→ **PROBLEM REQUIREMENTS**:
Tally the lines of the listing that contain the string "Signal". Give the number and nothing else.

→ **ENTRIES PROVIDED**:
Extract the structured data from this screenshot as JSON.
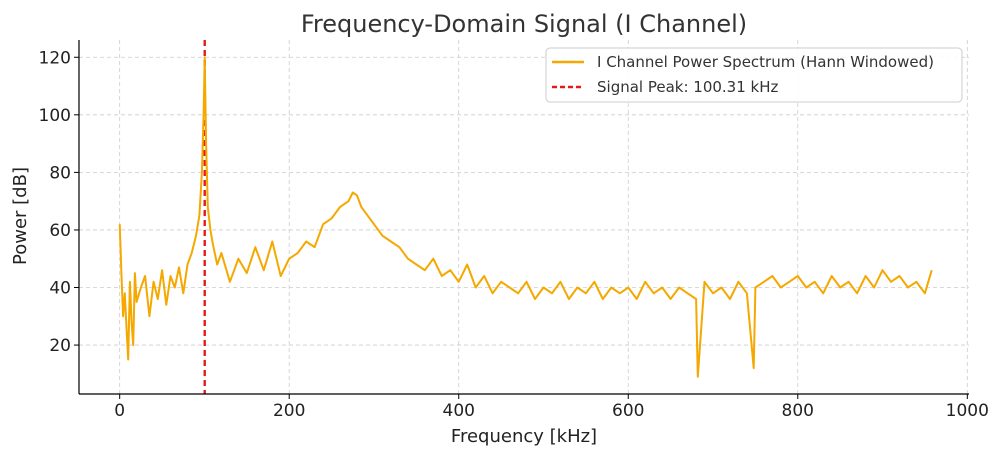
{
  "chart_data": {
    "type": "line",
    "title": "Frequency-Domain Signal (I Channel)",
    "xlabel": "Frequency [kHz]",
    "ylabel": "Power [dB]",
    "xlim": [
      -48,
      1002
    ],
    "ylim": [
      3,
      126
    ],
    "x_ticks": [
      0,
      200,
      400,
      600,
      800,
      1000
    ],
    "y_ticks": [
      20,
      40,
      60,
      80,
      100,
      120
    ],
    "x_tick_labels": [
      "0",
      "200",
      "400",
      "600",
      "800",
      "1000"
    ],
    "y_tick_labels": [
      "20",
      "40",
      "60",
      "80",
      "100",
      "120"
    ],
    "grid": true,
    "legend_position": "top-right",
    "series": [
      {
        "name": "I Channel Power Spectrum (Hann Windowed)",
        "color": "#f5a800",
        "style": "solid",
        "x": [
          0,
          2,
          4,
          6,
          8,
          10,
          12,
          14,
          16,
          18,
          20,
          25,
          30,
          35,
          40,
          45,
          50,
          55,
          60,
          65,
          70,
          75,
          80,
          85,
          90,
          94,
          97,
          99,
          100.31,
          102,
          104,
          107,
          110,
          115,
          120,
          130,
          140,
          150,
          160,
          170,
          180,
          190,
          200,
          210,
          220,
          230,
          240,
          250,
          260,
          270,
          275,
          280,
          285,
          290,
          300,
          310,
          320,
          330,
          340,
          350,
          360,
          370,
          380,
          390,
          400,
          410,
          420,
          430,
          440,
          450,
          460,
          470,
          480,
          490,
          500,
          510,
          520,
          530,
          540,
          550,
          560,
          570,
          580,
          590,
          600,
          610,
          620,
          630,
          640,
          650,
          660,
          670,
          680,
          682,
          690,
          700,
          710,
          720,
          730,
          740,
          748,
          750,
          760,
          770,
          780,
          790,
          800,
          810,
          820,
          830,
          840,
          850,
          860,
          870,
          880,
          890,
          900,
          910,
          920,
          930,
          940,
          950,
          958
        ],
        "y": [
          62,
          45,
          30,
          38,
          26,
          15,
          42,
          28,
          20,
          45,
          35,
          40,
          44,
          30,
          42,
          36,
          46,
          34,
          44,
          40,
          47,
          38,
          48,
          52,
          58,
          65,
          80,
          100,
          120,
          90,
          68,
          60,
          55,
          48,
          52,
          42,
          50,
          45,
          54,
          46,
          56,
          44,
          50,
          52,
          56,
          54,
          62,
          64,
          68,
          70,
          73,
          72,
          68,
          66,
          62,
          58,
          56,
          54,
          50,
          48,
          46,
          50,
          44,
          46,
          42,
          48,
          40,
          44,
          38,
          42,
          40,
          38,
          42,
          36,
          40,
          38,
          42,
          36,
          40,
          38,
          42,
          36,
          40,
          38,
          40,
          36,
          42,
          38,
          40,
          36,
          40,
          38,
          36,
          9,
          42,
          38,
          40,
          36,
          42,
          38,
          12,
          40,
          42,
          44,
          40,
          42,
          44,
          40,
          42,
          38,
          44,
          40,
          42,
          38,
          44,
          40,
          46,
          42,
          44,
          40,
          42,
          38,
          46
        ]
      }
    ],
    "reference_lines": [
      {
        "name": "Signal Peak: 100.31 kHz",
        "orientation": "vertical",
        "x": 100.31,
        "color": "#e31a1c",
        "style": "dashed"
      }
    ]
  }
}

→ **THE RESULT**:
2